### Task to complete
Repeat the records verbatim and leave the pictures out of your copy.

### Listed records

— begin —

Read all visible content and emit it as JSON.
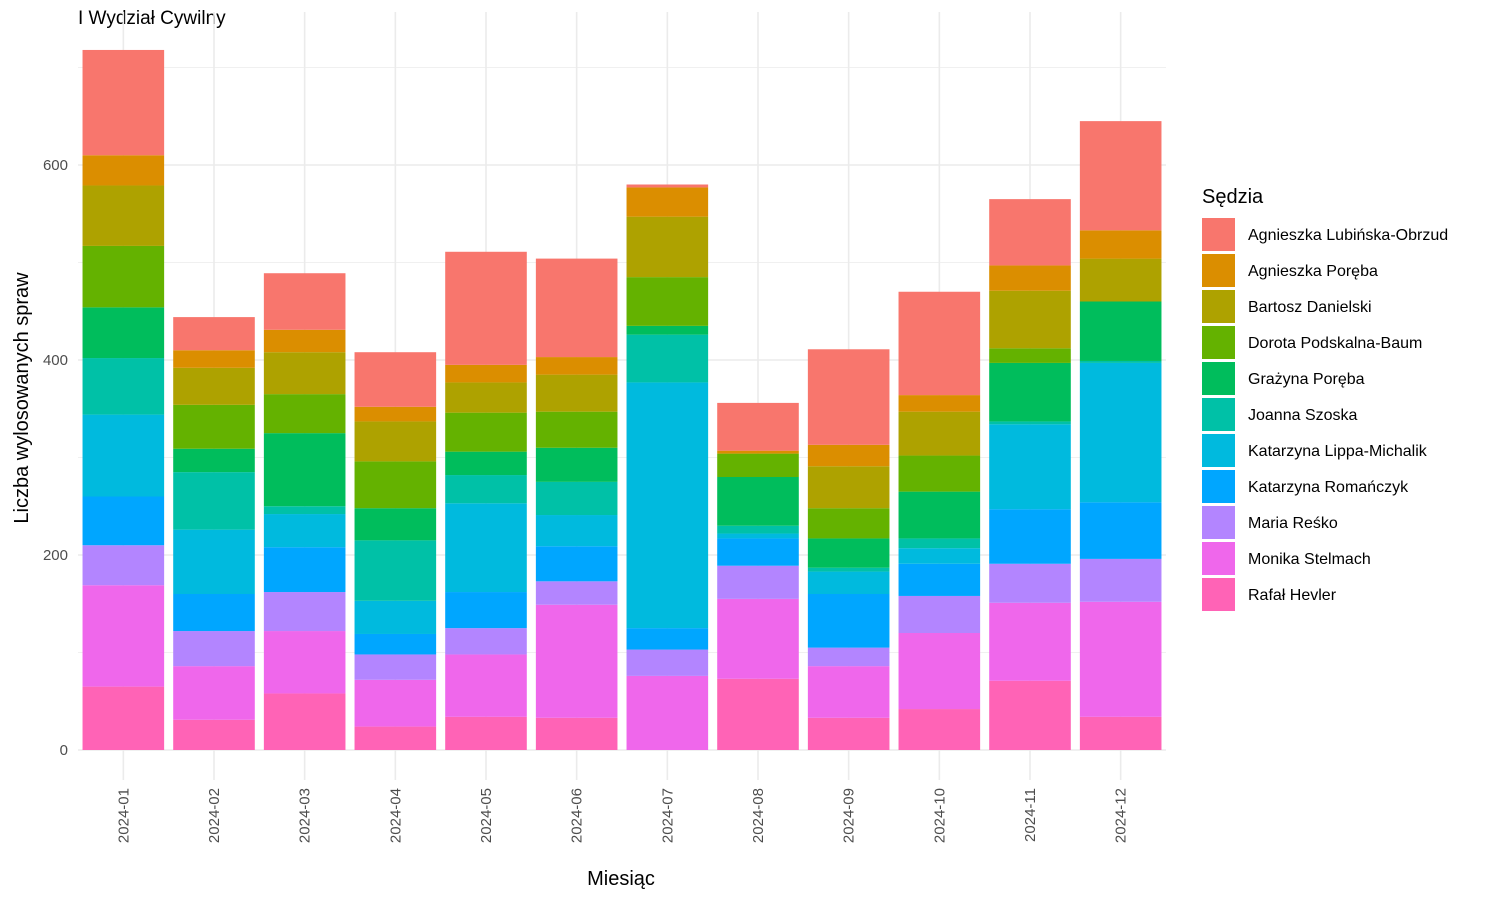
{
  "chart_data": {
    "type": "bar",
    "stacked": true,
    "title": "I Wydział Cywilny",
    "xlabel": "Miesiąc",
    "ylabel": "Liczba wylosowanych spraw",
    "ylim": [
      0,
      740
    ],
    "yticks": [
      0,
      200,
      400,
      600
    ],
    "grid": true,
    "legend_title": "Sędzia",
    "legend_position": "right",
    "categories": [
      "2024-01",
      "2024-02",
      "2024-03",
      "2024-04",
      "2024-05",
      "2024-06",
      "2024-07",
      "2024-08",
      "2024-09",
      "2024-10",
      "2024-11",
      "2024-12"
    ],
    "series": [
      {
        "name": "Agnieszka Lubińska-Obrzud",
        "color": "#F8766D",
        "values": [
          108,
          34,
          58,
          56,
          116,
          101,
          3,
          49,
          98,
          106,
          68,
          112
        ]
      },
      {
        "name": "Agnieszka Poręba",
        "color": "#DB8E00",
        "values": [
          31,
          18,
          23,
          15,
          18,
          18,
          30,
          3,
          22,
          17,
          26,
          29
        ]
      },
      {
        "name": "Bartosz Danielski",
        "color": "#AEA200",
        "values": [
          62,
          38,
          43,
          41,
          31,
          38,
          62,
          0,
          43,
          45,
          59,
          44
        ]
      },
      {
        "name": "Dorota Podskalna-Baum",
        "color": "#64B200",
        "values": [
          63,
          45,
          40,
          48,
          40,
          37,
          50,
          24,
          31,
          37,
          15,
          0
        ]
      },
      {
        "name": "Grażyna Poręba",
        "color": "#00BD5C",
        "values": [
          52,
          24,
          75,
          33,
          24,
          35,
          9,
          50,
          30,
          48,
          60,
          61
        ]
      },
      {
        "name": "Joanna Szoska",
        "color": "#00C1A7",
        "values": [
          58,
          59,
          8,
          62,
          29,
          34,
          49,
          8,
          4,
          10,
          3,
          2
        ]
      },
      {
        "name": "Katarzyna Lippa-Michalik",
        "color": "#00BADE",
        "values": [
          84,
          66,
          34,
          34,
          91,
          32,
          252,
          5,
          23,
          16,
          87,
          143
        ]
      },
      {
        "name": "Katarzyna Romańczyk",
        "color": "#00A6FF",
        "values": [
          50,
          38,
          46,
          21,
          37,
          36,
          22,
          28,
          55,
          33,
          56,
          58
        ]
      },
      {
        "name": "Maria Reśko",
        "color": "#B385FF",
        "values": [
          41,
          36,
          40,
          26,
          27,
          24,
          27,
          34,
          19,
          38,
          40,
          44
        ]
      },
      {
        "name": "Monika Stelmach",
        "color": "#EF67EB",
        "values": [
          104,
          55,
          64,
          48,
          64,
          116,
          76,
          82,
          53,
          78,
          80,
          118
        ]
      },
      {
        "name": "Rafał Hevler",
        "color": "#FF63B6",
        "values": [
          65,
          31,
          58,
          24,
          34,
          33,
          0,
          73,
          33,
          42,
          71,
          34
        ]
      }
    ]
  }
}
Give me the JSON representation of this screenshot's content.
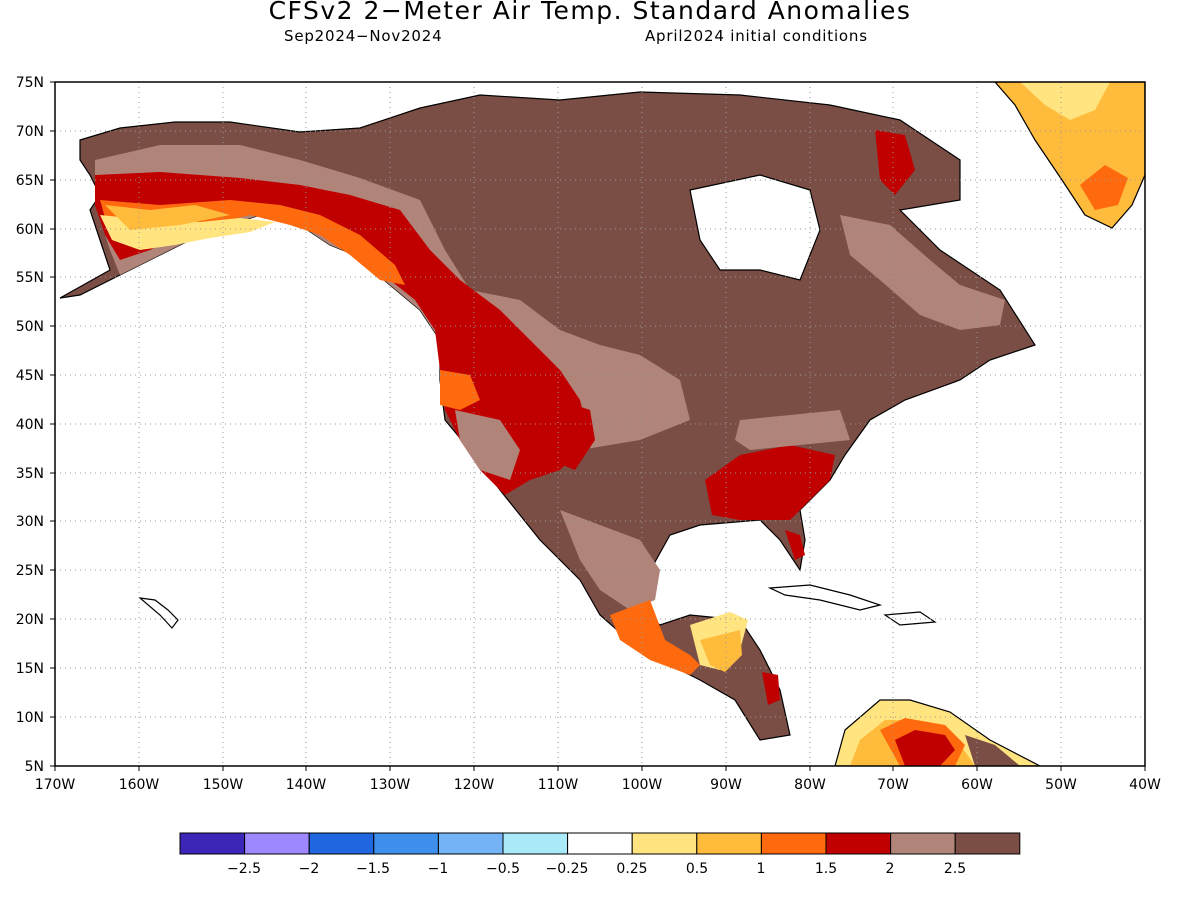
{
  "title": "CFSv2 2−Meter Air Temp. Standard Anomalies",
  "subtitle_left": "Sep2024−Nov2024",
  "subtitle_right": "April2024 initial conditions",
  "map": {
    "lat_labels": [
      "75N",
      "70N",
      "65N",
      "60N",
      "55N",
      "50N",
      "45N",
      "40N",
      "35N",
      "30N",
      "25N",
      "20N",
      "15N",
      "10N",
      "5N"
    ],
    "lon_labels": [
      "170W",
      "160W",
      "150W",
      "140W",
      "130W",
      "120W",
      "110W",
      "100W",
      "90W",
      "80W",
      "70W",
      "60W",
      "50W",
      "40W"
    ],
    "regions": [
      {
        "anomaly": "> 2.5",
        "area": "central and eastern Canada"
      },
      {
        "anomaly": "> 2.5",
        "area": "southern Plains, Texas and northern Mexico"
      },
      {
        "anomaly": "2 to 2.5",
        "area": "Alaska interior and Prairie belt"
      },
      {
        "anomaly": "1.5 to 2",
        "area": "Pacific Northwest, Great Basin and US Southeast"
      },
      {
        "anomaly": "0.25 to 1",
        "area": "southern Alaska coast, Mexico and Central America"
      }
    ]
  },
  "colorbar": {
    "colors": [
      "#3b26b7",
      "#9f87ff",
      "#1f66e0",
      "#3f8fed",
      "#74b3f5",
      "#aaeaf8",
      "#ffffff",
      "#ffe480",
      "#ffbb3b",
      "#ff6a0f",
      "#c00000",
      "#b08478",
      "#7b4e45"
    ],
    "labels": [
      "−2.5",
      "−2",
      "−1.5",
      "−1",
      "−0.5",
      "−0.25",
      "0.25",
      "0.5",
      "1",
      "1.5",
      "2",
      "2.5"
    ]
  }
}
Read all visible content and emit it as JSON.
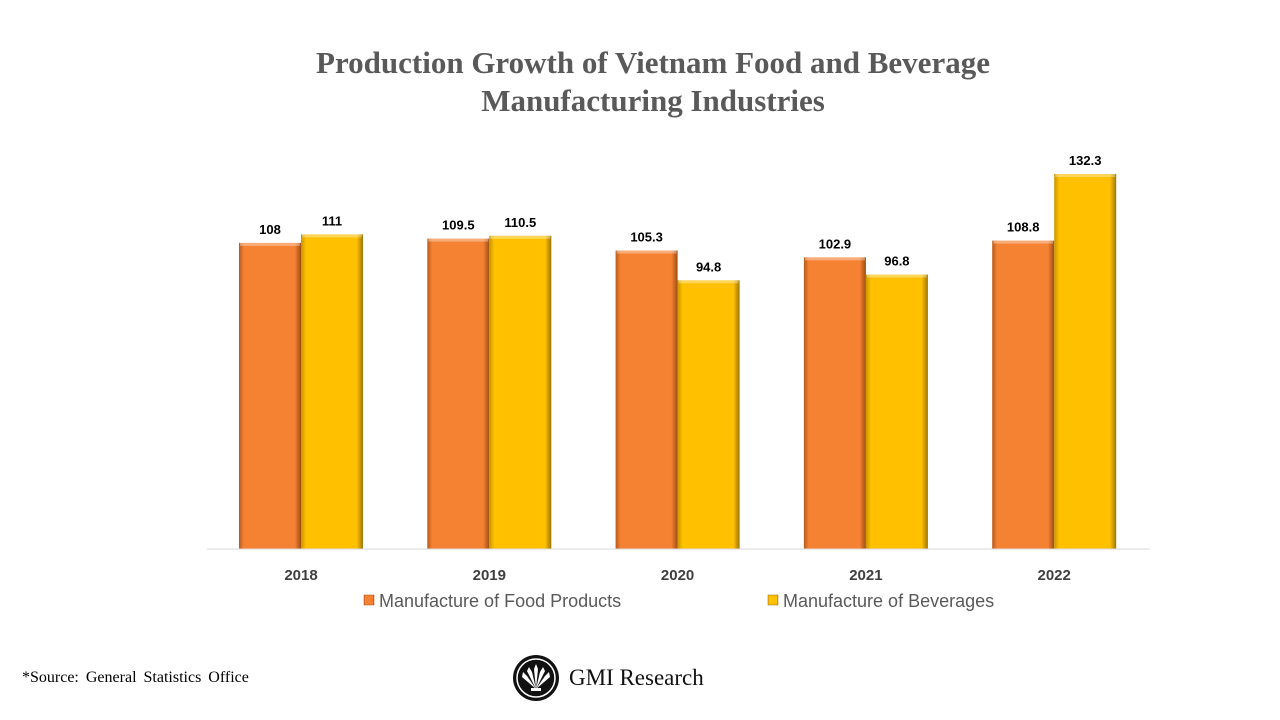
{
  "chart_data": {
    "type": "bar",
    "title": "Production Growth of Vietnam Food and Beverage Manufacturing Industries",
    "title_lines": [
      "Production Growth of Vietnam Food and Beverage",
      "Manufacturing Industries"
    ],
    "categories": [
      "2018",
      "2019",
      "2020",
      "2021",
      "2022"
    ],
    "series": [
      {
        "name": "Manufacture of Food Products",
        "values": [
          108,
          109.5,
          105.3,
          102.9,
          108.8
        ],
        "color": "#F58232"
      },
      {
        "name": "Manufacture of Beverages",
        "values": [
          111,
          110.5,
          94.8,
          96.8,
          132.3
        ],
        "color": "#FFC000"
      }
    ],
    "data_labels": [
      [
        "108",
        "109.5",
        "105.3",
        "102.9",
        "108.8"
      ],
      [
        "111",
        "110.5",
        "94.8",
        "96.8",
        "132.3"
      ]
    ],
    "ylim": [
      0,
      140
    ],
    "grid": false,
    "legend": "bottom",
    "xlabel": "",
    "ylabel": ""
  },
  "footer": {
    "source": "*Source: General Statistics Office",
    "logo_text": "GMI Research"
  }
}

— end —

### The answer
Read all visible content and emit it as JSON.
{
  "chart_data": {
    "type": "bar",
    "stacked": true,
    "title": "I Wydział Cywilny",
    "xlabel": "Miesiąc",
    "ylabel": "Liczba wylosowanych spraw",
    "ylim": [
      0,
      740
    ],
    "yticks": [
      0,
      200,
      400,
      600
    ],
    "grid": true,
    "legend_title": "Sędzia",
    "legend_position": "right",
    "categories": [
      "2024-01",
      "2024-02",
      "2024-03",
      "2024-04",
      "2024-05",
      "2024-06",
      "2024-07",
      "2024-08",
      "2024-09",
      "2024-10",
      "2024-11",
      "2024-12"
    ],
    "series": [
      {
        "name": "Agnieszka Lubińska-Obrzud",
        "color": "#F8766D",
        "values": [
          108,
          34,
          58,
          56,
          116,
          101,
          3,
          49,
          98,
          106,
          68,
          112
        ]
      },
      {
        "name": "Agnieszka Poręba",
        "color": "#DB8E00",
        "values": [
          31,
          18,
          23,
          15,
          18,
          18,
          30,
          3,
          22,
          17,
          26,
          29
        ]
      },
      {
        "name": "Bartosz Danielski",
        "color": "#AEA200",
        "values": [
          62,
          38,
          43,
          41,
          31,
          38,
          62,
          0,
          43,
          45,
          59,
          44
        ]
      },
      {
        "name": "Dorota Podskalna-Baum",
        "color": "#64B200",
        "values": [
          63,
          45,
          40,
          48,
          40,
          37,
          50,
          24,
          31,
          37,
          15,
          0
        ]
      },
      {
        "name": "Grażyna Poręba",
        "color": "#00BD5C",
        "values": [
          52,
          24,
          75,
          33,
          24,
          35,
          9,
          50,
          30,
          48,
          60,
          61
        ]
      },
      {
        "name": "Joanna Szoska",
        "color": "#00C1A7",
        "values": [
          58,
          59,
          8,
          62,
          29,
          34,
          49,
          8,
          4,
          10,
          3,
          2
        ]
      },
      {
        "name": "Katarzyna Lippa-Michalik",
        "color": "#00BADE",
        "values": [
          84,
          66,
          34,
          34,
          91,
          32,
          252,
          5,
          23,
          16,
          87,
          143
        ]
      },
      {
        "name": "Katarzyna Romańczyk",
        "color": "#00A6FF",
        "values": [
          50,
          38,
          46,
          21,
          37,
          36,
          22,
          28,
          55,
          33,
          56,
          58
        ]
      },
      {
        "name": "Maria Reśko",
        "color": "#B385FF",
        "values": [
          41,
          36,
          40,
          26,
          27,
          24,
          27,
          34,
          19,
          38,
          40,
          44
        ]
      },
      {
        "name": "Monika Stelmach",
        "color": "#EF67EB",
        "values": [
          104,
          55,
          64,
          48,
          64,
          116,
          76,
          82,
          53,
          78,
          80,
          118
        ]
      },
      {
        "name": "Rafał Hevler",
        "color": "#FF63B6",
        "values": [
          65,
          31,
          58,
          24,
          34,
          33,
          0,
          73,
          33,
          42,
          71,
          34
        ]
      }
    ]
  }
}
Give me the JSON representation of this screenshot's content.
{
  "title": "CFSv2 2−Meter Air Temp. Standard Anomalies",
  "subtitle_left": "Sep2024−Nov2024",
  "subtitle_right": "April2024 initial conditions",
  "map": {
    "lat_labels": [
      "75N",
      "70N",
      "65N",
      "60N",
      "55N",
      "50N",
      "45N",
      "40N",
      "35N",
      "30N",
      "25N",
      "20N",
      "15N",
      "10N",
      "5N"
    ],
    "lon_labels": [
      "170W",
      "160W",
      "150W",
      "140W",
      "130W",
      "120W",
      "110W",
      "100W",
      "90W",
      "80W",
      "70W",
      "60W",
      "50W",
      "40W"
    ],
    "regions": [
      {
        "anomaly": "> 2.5",
        "area": "central and eastern Canada"
      },
      {
        "anomaly": "> 2.5",
        "area": "southern Plains, Texas and northern Mexico"
      },
      {
        "anomaly": "2 to 2.5",
        "area": "Alaska interior and Prairie belt"
      },
      {
        "anomaly": "1.5 to 2",
        "area": "Pacific Northwest, Great Basin and US Southeast"
      },
      {
        "anomaly": "0.25 to 1",
        "area": "southern Alaska coast, Mexico and Central America"
      }
    ]
  },
  "colorbar": {
    "colors": [
      "#3b26b7",
      "#9f87ff",
      "#1f66e0",
      "#3f8fed",
      "#74b3f5",
      "#aaeaf8",
      "#ffffff",
      "#ffe480",
      "#ffbb3b",
      "#ff6a0f",
      "#c00000",
      "#b08478",
      "#7b4e45"
    ],
    "labels": [
      "−2.5",
      "−2",
      "−1.5",
      "−1",
      "−0.5",
      "−0.25",
      "0.25",
      "0.5",
      "1",
      "1.5",
      "2",
      "2.5"
    ]
  }
}
Read all visible content and emit it as JSON.
{
  "chart_data": {
    "type": "bar",
    "title": "Production Growth of Vietnam Food and Beverage Manufacturing Industries",
    "title_lines": [
      "Production Growth of Vietnam Food and Beverage",
      "Manufacturing Industries"
    ],
    "categories": [
      "2018",
      "2019",
      "2020",
      "2021",
      "2022"
    ],
    "series": [
      {
        "name": "Manufacture of Food Products",
        "values": [
          108,
          109.5,
          105.3,
          102.9,
          108.8
        ],
        "color": "#F58232"
      },
      {
        "name": "Manufacture of Beverages",
        "values": [
          111,
          110.5,
          94.8,
          96.8,
          132.3
        ],
        "color": "#FFC000"
      }
    ],
    "data_labels": [
      [
        "108",
        "109.5",
        "105.3",
        "102.9",
        "108.8"
      ],
      [
        "111",
        "110.5",
        "94.8",
        "96.8",
        "132.3"
      ]
    ],
    "ylim": [
      0,
      140
    ],
    "grid": false,
    "legend": "bottom",
    "xlabel": "",
    "ylabel": ""
  },
  "footer": {
    "source": "*Source: General Statistics Office",
    "logo_text": "GMI Research"
  }
}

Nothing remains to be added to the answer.